_Given instruction_
Output all records precisely as written.

(Data entries)
— START —

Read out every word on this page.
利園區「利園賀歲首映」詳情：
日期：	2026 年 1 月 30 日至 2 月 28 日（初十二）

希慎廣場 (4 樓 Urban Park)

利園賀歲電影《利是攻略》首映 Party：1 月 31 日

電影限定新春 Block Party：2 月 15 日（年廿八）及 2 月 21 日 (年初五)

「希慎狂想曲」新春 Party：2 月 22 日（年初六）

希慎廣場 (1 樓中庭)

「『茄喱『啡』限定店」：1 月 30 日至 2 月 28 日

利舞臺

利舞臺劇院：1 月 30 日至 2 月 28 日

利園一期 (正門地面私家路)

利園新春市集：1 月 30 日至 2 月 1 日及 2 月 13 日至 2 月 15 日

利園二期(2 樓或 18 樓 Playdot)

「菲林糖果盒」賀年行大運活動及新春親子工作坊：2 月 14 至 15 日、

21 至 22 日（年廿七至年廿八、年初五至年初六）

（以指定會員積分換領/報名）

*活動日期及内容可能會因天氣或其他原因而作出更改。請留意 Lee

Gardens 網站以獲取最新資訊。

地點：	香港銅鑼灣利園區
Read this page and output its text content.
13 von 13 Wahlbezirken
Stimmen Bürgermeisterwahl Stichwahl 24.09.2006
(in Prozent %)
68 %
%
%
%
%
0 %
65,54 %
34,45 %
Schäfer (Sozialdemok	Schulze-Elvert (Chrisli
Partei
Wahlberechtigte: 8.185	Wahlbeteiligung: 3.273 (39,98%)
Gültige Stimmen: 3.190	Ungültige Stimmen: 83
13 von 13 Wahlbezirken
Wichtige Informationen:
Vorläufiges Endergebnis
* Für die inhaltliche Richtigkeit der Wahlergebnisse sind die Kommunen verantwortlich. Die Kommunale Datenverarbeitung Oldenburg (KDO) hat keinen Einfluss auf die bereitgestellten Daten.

— END —

_Completed task_
Read out every word on this page.
利園區「利園賀歲首映」詳情：
日期：	2026 年 1 月 30 日至 2 月 28 日（初十二）

希慎廣場 (4 樓 Urban Park)

利園賀歲電影《利是攻略》首映 Party：1 月 31 日

電影限定新春 Block Party：2 月 15 日（年廿八）及 2 月 21 日 (年初五)

「希慎狂想曲」新春 Party：2 月 22 日（年初六）

希慎廣場 (1 樓中庭)

「『茄喱『啡』限定店」：1 月 30 日至 2 月 28 日

利舞臺

利舞臺劇院：1 月 30 日至 2 月 28 日

利園一期 (正門地面私家路)

利園新春市集：1 月 30 日至 2 月 1 日及 2 月 13 日至 2 月 15 日

利園二期(2 樓或 18 樓 Playdot)

「菲林糖果盒」賀年行大運活動及新春親子工作坊：2 月 14 至 15 日、

21 至 22 日（年廿七至年廿八、年初五至年初六）

（以指定會員積分換領/報名）

*活動日期及内容可能會因天氣或其他原因而作出更改。請留意 Lee

Gardens 網站以獲取最新資訊。

地點：	香港銅鑼灣利園區
Read this page and output its text content.
13 von 13 Wahlbezirken
Stimmen Bürgermeisterwahl Stichwahl 24.09.2006
(in Prozent %)
68 %
%
%
%
%
0 %
65,54 %
34,45 %
Schäfer (Sozialdemok	Schulze-Elvert (Chrisli
Partei
Wahlberechtigte: 8.185	Wahlbeteiligung: 3.273 (39,98%)
Gültige Stimmen: 3.190	Ungültige Stimmen: 83
13 von 13 Wahlbezirken
Wichtige Informationen:
Vorläufiges Endergebnis
* Für die inhaltliche Richtigkeit der Wahlergebnisse sind die Kommunen verantwortlich. Die Kommunale Datenverarbeitung Oldenburg (KDO) hat keinen Einfluss auf die bereitgestellten Daten.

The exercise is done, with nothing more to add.